* Exercise task *
Repeat each line exactly as it is written.

— start Stored data —

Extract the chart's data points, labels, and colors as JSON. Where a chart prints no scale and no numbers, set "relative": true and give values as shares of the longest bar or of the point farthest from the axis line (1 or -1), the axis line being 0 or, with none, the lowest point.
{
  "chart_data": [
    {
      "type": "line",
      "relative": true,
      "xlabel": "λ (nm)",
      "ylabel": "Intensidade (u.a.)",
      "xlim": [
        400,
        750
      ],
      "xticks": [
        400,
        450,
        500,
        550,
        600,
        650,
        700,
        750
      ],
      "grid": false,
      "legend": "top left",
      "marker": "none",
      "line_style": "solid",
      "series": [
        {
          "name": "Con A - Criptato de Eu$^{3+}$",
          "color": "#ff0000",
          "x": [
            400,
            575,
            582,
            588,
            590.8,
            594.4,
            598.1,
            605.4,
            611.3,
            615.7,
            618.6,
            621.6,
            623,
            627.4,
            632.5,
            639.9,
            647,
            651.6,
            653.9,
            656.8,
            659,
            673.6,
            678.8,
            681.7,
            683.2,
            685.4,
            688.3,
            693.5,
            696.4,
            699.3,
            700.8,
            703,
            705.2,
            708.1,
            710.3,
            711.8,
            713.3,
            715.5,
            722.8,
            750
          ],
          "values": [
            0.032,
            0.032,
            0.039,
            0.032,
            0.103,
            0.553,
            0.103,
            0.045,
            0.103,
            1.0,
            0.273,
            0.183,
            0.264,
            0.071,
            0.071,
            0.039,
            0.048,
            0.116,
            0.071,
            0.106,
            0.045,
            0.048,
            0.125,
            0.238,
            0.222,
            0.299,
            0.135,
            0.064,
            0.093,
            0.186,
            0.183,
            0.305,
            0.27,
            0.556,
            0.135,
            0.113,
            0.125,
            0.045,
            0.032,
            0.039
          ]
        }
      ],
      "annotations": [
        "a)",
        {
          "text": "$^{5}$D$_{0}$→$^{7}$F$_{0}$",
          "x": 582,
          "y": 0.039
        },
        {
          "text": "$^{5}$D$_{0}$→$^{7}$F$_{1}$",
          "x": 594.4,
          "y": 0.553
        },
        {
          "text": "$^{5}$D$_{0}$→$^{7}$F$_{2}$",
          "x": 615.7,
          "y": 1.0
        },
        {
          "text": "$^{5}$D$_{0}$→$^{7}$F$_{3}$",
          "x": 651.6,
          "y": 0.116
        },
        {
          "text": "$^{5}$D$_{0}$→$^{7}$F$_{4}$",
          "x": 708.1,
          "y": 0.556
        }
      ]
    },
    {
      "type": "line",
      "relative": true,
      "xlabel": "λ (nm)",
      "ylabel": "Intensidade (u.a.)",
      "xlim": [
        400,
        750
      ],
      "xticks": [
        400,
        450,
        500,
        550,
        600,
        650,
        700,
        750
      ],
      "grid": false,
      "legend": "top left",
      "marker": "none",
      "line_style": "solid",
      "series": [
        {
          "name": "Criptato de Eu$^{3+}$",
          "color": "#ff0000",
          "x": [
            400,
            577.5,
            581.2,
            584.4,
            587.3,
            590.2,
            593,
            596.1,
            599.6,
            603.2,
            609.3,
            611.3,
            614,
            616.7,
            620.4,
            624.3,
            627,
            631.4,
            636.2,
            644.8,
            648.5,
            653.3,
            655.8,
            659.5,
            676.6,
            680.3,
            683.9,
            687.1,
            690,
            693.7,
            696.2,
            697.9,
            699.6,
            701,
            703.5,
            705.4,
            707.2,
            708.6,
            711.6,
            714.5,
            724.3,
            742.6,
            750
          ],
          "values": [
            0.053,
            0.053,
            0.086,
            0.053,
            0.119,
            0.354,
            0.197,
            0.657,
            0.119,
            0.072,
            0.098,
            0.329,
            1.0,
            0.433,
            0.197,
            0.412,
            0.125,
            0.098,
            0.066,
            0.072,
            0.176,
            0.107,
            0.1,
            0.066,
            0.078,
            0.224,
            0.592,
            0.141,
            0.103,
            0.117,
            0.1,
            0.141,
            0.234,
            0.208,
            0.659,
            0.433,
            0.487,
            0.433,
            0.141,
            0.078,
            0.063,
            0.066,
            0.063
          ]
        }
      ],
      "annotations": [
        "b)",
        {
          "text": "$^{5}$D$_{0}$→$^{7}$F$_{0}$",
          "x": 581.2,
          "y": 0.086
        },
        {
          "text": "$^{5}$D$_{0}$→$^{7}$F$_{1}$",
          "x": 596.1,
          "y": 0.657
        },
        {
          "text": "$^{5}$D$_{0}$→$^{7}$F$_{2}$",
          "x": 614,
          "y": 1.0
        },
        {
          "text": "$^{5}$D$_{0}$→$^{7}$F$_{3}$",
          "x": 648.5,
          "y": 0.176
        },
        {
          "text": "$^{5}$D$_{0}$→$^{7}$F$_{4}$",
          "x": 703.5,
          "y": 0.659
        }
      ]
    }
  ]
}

— end Stored data —

* Output of the task *
Extract the chart's data points, labels, and colors as JSON. Where a chart prints no scale and no numbers, set "relative": true and give values as shares of the longest bar or of the point farthest from the axis line (1 or -1), the axis line being 0 or, with none, the lowest point.
{
  "chart_data": [
    {
      "type": "line",
      "relative": true,
      "xlabel": "λ (nm)",
      "ylabel": "Intensidade (u.a.)",
      "xlim": [
        400,
        750
      ],
      "xticks": [
        400,
        450,
        500,
        550,
        600,
        650,
        700,
        750
      ],
      "grid": false,
      "legend": "top left",
      "marker": "none",
      "line_style": "solid",
      "series": [
        {
          "name": "Con A - Criptato de Eu$^{3+}$",
          "color": "#ff0000",
          "x": [
            400,
            575,
            582,
            588,
            590.8,
            594.4,
            598.1,
            605.4,
            611.3,
            615.7,
            618.6,
            621.6,
            623,
            627.4,
            632.5,
            639.9,
            647,
            651.6,
            653.9,
            656.8,
            659,
            673.6,
            678.8,
            681.7,
            683.2,
            685.4,
            688.3,
            693.5,
            696.4,
            699.3,
            700.8,
            703,
            705.2,
            708.1,
            710.3,
            711.8,
            713.3,
            715.5,
            722.8,
            750
          ],
          "values": [
            0.032,
            0.032,
            0.039,
            0.032,
            0.103,
            0.553,
            0.103,
            0.045,
            0.103,
            1.0,
            0.273,
            0.183,
            0.264,
            0.071,
            0.071,
            0.039,
            0.048,
            0.116,
            0.071,
            0.106,
            0.045,
            0.048,
            0.125,
            0.238,
            0.222,
            0.299,
            0.135,
            0.064,
            0.093,
            0.186,
            0.183,
            0.305,
            0.27,
            0.556,
            0.135,
            0.113,
            0.125,
            0.045,
            0.032,
            0.039
          ]
        }
      ],
      "annotations": [
        "a)",
        {
          "text": "$^{5}$D$_{0}$→$^{7}$F$_{0}$",
          "x": 582,
          "y": 0.039
        },
        {
          "text": "$^{5}$D$_{0}$→$^{7}$F$_{1}$",
          "x": 594.4,
          "y": 0.553
        },
        {
          "text": "$^{5}$D$_{0}$→$^{7}$F$_{2}$",
          "x": 615.7,
          "y": 1.0
        },
        {
          "text": "$^{5}$D$_{0}$→$^{7}$F$_{3}$",
          "x": 651.6,
          "y": 0.116
        },
        {
          "text": "$^{5}$D$_{0}$→$^{7}$F$_{4}$",
          "x": 708.1,
          "y": 0.556
        }
      ]
    },
    {
      "type": "line",
      "relative": true,
      "xlabel": "λ (nm)",
      "ylabel": "Intensidade (u.a.)",
      "xlim": [
        400,
        750
      ],
      "xticks": [
        400,
        450,
        500,
        550,
        600,
        650,
        700,
        750
      ],
      "grid": false,
      "legend": "top left",
      "marker": "none",
      "line_style": "solid",
      "series": [
        {
          "name": "Criptato de Eu$^{3+}$",
          "color": "#ff0000",
          "x": [
            400,
            577.5,
            581.2,
            584.4,
            587.3,
            590.2,
            593,
            596.1,
            599.6,
            603.2,
            609.3,
            611.3,
            614,
            616.7,
            620.4,
            624.3,
            627,
            631.4,
            636.2,
            644.8,
            648.5,
            653.3,
            655.8,
            659.5,
            676.6,
            680.3,
            683.9,
            687.1,
            690,
            693.7,
            696.2,
            697.9,
            699.6,
            701,
            703.5,
            705.4,
            707.2,
            708.6,
            711.6,
            714.5,
            724.3,
            742.6,
            750
          ],
          "values": [
            0.053,
            0.053,
            0.086,
            0.053,
            0.119,
            0.354,
            0.197,
            0.657,
            0.119,
            0.072,
            0.098,
            0.329,
            1.0,
            0.433,
            0.197,
            0.412,
            0.125,
            0.098,
            0.066,
            0.072,
            0.176,
            0.107,
            0.1,
            0.066,
            0.078,
            0.224,
            0.592,
            0.141,
            0.103,
            0.117,
            0.1,
            0.141,
            0.234,
            0.208,
            0.659,
            0.433,
            0.487,
            0.433,
            0.141,
            0.078,
            0.063,
            0.066,
            0.063
          ]
        }
      ],
      "annotations": [
        "b)",
        {
          "text": "$^{5}$D$_{0}$→$^{7}$F$_{0}$",
          "x": 581.2,
          "y": 0.086
        },
        {
          "text": "$^{5}$D$_{0}$→$^{7}$F$_{1}$",
          "x": 596.1,
          "y": 0.657
        },
        {
          "text": "$^{5}$D$_{0}$→$^{7}$F$_{2}$",
          "x": 614,
          "y": 1.0
        },
        {
          "text": "$^{5}$D$_{0}$→$^{7}$F$_{3}$",
          "x": 648.5,
          "y": 0.176
        },
        {
          "text": "$^{5}$D$_{0}$→$^{7}$F$_{4}$",
          "x": 703.5,
          "y": 0.659
        }
      ]
    }
  ]
}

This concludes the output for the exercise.